What you are asked to do: Give the entries again, word for word.

Excerpts from a figure dataset:
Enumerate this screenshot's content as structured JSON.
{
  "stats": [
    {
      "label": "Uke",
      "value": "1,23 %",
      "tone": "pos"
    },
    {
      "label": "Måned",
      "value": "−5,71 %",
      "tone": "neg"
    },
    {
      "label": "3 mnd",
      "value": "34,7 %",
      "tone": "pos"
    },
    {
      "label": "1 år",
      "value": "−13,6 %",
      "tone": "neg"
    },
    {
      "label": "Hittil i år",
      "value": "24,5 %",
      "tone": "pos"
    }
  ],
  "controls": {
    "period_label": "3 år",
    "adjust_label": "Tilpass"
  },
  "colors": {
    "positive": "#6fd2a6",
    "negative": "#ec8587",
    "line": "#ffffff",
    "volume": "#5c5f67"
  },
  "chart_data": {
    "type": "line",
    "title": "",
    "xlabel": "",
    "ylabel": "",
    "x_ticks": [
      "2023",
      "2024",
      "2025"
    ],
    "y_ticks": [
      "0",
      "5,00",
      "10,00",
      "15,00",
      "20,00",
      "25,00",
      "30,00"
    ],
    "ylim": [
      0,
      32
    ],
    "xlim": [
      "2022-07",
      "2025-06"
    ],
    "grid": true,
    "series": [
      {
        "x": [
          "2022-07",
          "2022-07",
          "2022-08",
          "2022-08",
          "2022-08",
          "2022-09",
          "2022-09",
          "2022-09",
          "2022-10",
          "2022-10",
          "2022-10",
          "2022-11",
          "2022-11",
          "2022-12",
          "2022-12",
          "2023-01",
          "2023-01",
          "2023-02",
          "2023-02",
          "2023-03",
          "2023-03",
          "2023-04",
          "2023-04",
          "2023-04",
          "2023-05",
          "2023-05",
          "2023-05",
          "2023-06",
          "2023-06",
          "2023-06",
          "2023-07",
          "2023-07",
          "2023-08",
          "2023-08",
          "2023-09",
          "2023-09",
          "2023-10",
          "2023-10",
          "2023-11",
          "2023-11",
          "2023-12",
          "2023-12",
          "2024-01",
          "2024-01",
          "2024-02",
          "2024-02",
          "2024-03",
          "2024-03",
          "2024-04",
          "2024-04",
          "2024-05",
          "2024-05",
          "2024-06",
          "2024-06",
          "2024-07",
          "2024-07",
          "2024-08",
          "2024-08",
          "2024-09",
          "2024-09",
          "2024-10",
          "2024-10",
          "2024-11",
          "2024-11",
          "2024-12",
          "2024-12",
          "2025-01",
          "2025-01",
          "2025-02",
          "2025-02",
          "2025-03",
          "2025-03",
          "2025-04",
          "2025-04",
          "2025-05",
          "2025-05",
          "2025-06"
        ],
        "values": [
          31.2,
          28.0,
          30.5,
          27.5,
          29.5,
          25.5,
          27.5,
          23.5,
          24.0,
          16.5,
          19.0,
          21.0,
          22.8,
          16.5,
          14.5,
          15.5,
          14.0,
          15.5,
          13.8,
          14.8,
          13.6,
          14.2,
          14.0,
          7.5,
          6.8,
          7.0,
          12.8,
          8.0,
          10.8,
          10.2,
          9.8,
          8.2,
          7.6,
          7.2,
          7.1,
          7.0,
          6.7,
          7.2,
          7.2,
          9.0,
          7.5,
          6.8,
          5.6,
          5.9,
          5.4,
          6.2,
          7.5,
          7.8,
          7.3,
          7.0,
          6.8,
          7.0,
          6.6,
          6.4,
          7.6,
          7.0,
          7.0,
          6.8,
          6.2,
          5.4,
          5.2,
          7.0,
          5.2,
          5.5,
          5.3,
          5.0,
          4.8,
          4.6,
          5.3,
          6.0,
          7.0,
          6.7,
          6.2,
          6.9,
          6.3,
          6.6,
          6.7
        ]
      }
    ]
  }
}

Right answer:
Enumerate this screenshot's content as structured JSON.
{
  "stats": [
    {
      "label": "Uke",
      "value": "1,23 %",
      "tone": "pos"
    },
    {
      "label": "Måned",
      "value": "−5,71 %",
      "tone": "neg"
    },
    {
      "label": "3 mnd",
      "value": "34,7 %",
      "tone": "pos"
    },
    {
      "label": "1 år",
      "value": "−13,6 %",
      "tone": "neg"
    },
    {
      "label": "Hittil i år",
      "value": "24,5 %",
      "tone": "pos"
    }
  ],
  "controls": {
    "period_label": "3 år",
    "adjust_label": "Tilpass"
  },
  "colors": {
    "positive": "#6fd2a6",
    "negative": "#ec8587",
    "line": "#ffffff",
    "volume": "#5c5f67"
  },
  "chart_data": {
    "type": "line",
    "title": "",
    "xlabel": "",
    "ylabel": "",
    "x_ticks": [
      "2023",
      "2024",
      "2025"
    ],
    "y_ticks": [
      "0",
      "5,00",
      "10,00",
      "15,00",
      "20,00",
      "25,00",
      "30,00"
    ],
    "ylim": [
      0,
      32
    ],
    "xlim": [
      "2022-07",
      "2025-06"
    ],
    "grid": true,
    "series": [
      {
        "x": [
          "2022-07",
          "2022-07",
          "2022-08",
          "2022-08",
          "2022-08",
          "2022-09",
          "2022-09",
          "2022-09",
          "2022-10",
          "2022-10",
          "2022-10",
          "2022-11",
          "2022-11",
          "2022-12",
          "2022-12",
          "2023-01",
          "2023-01",
          "2023-02",
          "2023-02",
          "2023-03",
          "2023-03",
          "2023-04",
          "2023-04",
          "2023-04",
          "2023-05",
          "2023-05",
          "2023-05",
          "2023-06",
          "2023-06",
          "2023-06",
          "2023-07",
          "2023-07",
          "2023-08",
          "2023-08",
          "2023-09",
          "2023-09",
          "2023-10",
          "2023-10",
          "2023-11",
          "2023-11",
          "2023-12",
          "2023-12",
          "2024-01",
          "2024-01",
          "2024-02",
          "2024-02",
          "2024-03",
          "2024-03",
          "2024-04",
          "2024-04",
          "2024-05",
          "2024-05",
          "2024-06",
          "2024-06",
          "2024-07",
          "2024-07",
          "2024-08",
          "2024-08",
          "2024-09",
          "2024-09",
          "2024-10",
          "2024-10",
          "2024-11",
          "2024-11",
          "2024-12",
          "2024-12",
          "2025-01",
          "2025-01",
          "2025-02",
          "2025-02",
          "2025-03",
          "2025-03",
          "2025-04",
          "2025-04",
          "2025-05",
          "2025-05",
          "2025-06"
        ],
        "values": [
          31.2,
          28.0,
          30.5,
          27.5,
          29.5,
          25.5,
          27.5,
          23.5,
          24.0,
          16.5,
          19.0,
          21.0,
          22.8,
          16.5,
          14.5,
          15.5,
          14.0,
          15.5,
          13.8,
          14.8,
          13.6,
          14.2,
          14.0,
          7.5,
          6.8,
          7.0,
          12.8,
          8.0,
          10.8,
          10.2,
          9.8,
          8.2,
          7.6,
          7.2,
          7.1,
          7.0,
          6.7,
          7.2,
          7.2,
          9.0,
          7.5,
          6.8,
          5.6,
          5.9,
          5.4,
          6.2,
          7.5,
          7.8,
          7.3,
          7.0,
          6.8,
          7.0,
          6.6,
          6.4,
          7.6,
          7.0,
          7.0,
          6.8,
          6.2,
          5.4,
          5.2,
          7.0,
          5.2,
          5.5,
          5.3,
          5.0,
          4.8,
          4.6,
          5.3,
          6.0,
          7.0,
          6.7,
          6.2,
          6.9,
          6.3,
          6.6,
          6.7
        ]
      }
    ]
  }
}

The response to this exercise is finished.